[Records from a collection of figures]
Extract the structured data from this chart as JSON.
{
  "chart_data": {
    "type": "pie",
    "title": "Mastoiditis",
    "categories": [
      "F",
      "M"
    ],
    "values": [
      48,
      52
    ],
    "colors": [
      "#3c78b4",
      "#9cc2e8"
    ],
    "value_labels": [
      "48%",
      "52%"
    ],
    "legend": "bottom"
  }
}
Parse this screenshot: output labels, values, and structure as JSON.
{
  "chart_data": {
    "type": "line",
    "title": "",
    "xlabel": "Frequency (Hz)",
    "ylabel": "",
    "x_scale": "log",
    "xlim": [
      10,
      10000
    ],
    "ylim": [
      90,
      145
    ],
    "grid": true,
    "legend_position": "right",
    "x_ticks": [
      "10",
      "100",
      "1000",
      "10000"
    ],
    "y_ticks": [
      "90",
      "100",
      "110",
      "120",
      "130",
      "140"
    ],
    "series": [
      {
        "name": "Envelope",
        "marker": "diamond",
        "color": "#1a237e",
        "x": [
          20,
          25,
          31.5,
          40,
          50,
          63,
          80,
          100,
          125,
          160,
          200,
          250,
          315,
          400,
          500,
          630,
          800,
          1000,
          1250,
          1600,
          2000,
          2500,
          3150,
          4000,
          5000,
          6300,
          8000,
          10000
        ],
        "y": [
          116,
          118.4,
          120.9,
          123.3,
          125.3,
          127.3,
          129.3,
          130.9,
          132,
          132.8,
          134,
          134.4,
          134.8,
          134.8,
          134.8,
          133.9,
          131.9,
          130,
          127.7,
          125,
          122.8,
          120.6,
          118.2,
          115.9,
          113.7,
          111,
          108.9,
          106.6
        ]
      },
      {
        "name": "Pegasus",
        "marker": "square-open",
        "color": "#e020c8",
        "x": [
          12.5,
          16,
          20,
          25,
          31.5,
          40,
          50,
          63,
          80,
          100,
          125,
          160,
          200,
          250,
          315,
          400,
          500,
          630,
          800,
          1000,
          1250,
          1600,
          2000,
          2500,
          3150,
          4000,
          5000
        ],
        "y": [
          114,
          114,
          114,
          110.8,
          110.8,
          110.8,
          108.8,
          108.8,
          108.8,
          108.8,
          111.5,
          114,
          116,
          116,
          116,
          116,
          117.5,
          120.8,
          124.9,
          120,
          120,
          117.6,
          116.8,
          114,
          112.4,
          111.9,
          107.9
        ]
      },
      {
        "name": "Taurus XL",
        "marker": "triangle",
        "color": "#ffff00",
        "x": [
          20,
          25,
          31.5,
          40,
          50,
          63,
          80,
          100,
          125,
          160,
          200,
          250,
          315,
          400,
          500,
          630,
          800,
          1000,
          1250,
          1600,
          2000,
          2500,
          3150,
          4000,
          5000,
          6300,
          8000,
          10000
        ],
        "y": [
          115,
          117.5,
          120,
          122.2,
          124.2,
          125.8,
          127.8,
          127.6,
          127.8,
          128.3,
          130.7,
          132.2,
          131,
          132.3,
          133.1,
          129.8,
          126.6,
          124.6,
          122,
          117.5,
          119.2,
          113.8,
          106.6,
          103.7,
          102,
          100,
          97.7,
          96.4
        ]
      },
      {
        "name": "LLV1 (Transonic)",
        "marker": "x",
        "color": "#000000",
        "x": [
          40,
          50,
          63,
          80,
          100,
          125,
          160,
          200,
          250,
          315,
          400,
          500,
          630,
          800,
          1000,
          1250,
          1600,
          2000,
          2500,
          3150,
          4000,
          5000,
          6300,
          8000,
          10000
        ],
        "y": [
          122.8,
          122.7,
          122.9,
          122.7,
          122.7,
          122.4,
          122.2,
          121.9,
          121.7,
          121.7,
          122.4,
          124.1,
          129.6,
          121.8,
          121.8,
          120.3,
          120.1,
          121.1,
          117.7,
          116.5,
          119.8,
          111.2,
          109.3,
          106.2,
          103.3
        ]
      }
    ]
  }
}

• _Aim_:
All of the data shown above must be copied exactly.

• _Problem solution_:
Extract the structured data from this chart as JSON.
{
  "chart_data": {
    "type": "pie",
    "title": "Mastoiditis",
    "categories": [
      "F",
      "M"
    ],
    "values": [
      48,
      52
    ],
    "colors": [
      "#3c78b4",
      "#9cc2e8"
    ],
    "value_labels": [
      "48%",
      "52%"
    ],
    "legend": "bottom"
  }
}
Parse this screenshot: output labels, values, and structure as JSON.
{
  "chart_data": {
    "type": "line",
    "title": "",
    "xlabel": "Frequency (Hz)",
    "ylabel": "",
    "x_scale": "log",
    "xlim": [
      10,
      10000
    ],
    "ylim": [
      90,
      145
    ],
    "grid": true,
    "legend_position": "right",
    "x_ticks": [
      "10",
      "100",
      "1000",
      "10000"
    ],
    "y_ticks": [
      "90",
      "100",
      "110",
      "120",
      "130",
      "140"
    ],
    "series": [
      {
        "name": "Envelope",
        "marker": "diamond",
        "color": "#1a237e",
        "x": [
          20,
          25,
          31.5,
          40,
          50,
          63,
          80,
          100,
          125,
          160,
          200,
          250,
          315,
          400,
          500,
          630,
          800,
          1000,
          1250,
          1600,
          2000,
          2500,
          3150,
          4000,
          5000,
          6300,
          8000,
          10000
        ],
        "y": [
          116,
          118.4,
          120.9,
          123.3,
          125.3,
          127.3,
          129.3,
          130.9,
          132,
          132.8,
          134,
          134.4,
          134.8,
          134.8,
          134.8,
          133.9,
          131.9,
          130,
          127.7,
          125,
          122.8,
          120.6,
          118.2,
          115.9,
          113.7,
          111,
          108.9,
          106.6
        ]
      },
      {
        "name": "Pegasus",
        "marker": "square-open",
        "color": "#e020c8",
        "x": [
          12.5,
          16,
          20,
          25,
          31.5,
          40,
          50,
          63,
          80,
          100,
          125,
          160,
          200,
          250,
          315,
          400,
          500,
          630,
          800,
          1000,
          1250,
          1600,
          2000,
          2500,
          3150,
          4000,
          5000
        ],
        "y": [
          114,
          114,
          114,
          110.8,
          110.8,
          110.8,
          108.8,
          108.8,
          108.8,
          108.8,
          111.5,
          114,
          116,
          116,
          116,
          116,
          117.5,
          120.8,
          124.9,
          120,
          120,
          117.6,
          116.8,
          114,
          112.4,
          111.9,
          107.9
        ]
      },
      {
        "name": "Taurus XL",
        "marker": "triangle",
        "color": "#ffff00",
        "x": [
          20,
          25,
          31.5,
          40,
          50,
          63,
          80,
          100,
          125,
          160,
          200,
          250,
          315,
          400,
          500,
          630,
          800,
          1000,
          1250,
          1600,
          2000,
          2500,
          3150,
          4000,
          5000,
          6300,
          8000,
          10000
        ],
        "y": [
          115,
          117.5,
          120,
          122.2,
          124.2,
          125.8,
          127.8,
          127.6,
          127.8,
          128.3,
          130.7,
          132.2,
          131,
          132.3,
          133.1,
          129.8,
          126.6,
          124.6,
          122,
          117.5,
          119.2,
          113.8,
          106.6,
          103.7,
          102,
          100,
          97.7,
          96.4
        ]
      },
      {
        "name": "LLV1 (Transonic)",
        "marker": "x",
        "color": "#000000",
        "x": [
          40,
          50,
          63,
          80,
          100,
          125,
          160,
          200,
          250,
          315,
          400,
          500,
          630,
          800,
          1000,
          1250,
          1600,
          2000,
          2500,
          3150,
          4000,
          5000,
          6300,
          8000,
          10000
        ],
        "y": [
          122.8,
          122.7,
          122.9,
          122.7,
          122.7,
          122.4,
          122.2,
          121.9,
          121.7,
          121.7,
          122.4,
          124.1,
          129.6,
          121.8,
          121.8,
          120.3,
          120.1,
          121.1,
          117.7,
          116.5,
          119.8,
          111.2,
          109.3,
          106.2,
          103.3
        ]
      }
    ]
  }
}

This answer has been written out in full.